━━ Data listing

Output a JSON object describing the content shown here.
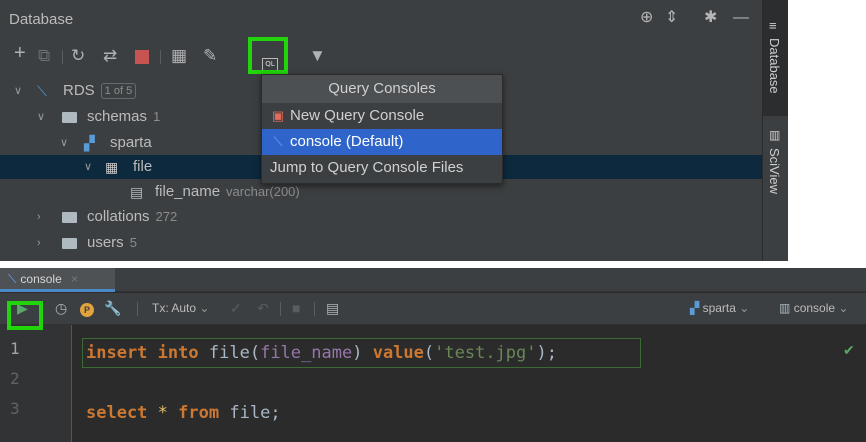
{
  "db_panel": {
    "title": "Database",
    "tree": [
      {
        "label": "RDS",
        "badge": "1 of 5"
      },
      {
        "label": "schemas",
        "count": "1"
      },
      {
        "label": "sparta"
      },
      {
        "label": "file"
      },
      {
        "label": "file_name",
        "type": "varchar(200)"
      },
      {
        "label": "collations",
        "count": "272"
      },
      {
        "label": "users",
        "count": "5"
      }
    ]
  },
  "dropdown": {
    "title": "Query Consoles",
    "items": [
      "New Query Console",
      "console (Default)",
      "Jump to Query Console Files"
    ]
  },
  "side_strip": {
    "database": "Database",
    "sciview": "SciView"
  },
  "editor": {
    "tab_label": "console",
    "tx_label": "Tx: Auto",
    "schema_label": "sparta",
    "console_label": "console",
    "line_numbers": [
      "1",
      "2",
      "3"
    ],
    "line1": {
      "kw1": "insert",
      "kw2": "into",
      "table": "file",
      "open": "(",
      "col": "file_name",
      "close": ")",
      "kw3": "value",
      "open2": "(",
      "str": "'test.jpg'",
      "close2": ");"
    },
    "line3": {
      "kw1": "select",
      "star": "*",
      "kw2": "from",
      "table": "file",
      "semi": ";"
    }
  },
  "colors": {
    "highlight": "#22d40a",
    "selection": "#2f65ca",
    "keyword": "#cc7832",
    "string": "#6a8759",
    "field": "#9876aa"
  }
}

━━━━
━━ Data listing

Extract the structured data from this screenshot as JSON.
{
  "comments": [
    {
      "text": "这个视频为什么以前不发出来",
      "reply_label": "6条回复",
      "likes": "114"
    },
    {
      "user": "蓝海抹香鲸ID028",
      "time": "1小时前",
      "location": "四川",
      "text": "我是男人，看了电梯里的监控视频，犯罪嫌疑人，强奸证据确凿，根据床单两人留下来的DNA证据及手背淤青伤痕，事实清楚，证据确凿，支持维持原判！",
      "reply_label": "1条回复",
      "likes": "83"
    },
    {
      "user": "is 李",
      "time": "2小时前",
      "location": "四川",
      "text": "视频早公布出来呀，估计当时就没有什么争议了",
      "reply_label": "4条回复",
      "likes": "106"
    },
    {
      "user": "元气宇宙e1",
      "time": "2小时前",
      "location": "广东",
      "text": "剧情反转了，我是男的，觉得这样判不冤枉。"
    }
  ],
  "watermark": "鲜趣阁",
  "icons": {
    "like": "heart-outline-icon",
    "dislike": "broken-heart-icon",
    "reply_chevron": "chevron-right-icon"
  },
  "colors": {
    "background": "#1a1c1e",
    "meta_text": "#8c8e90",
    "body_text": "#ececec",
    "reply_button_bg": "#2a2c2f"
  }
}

━━━━

_Stated task:_ Scan the data above; copy every line where "title" appears.

_Right answer:_
    "title": "Database",
    "title": "Query Consoles",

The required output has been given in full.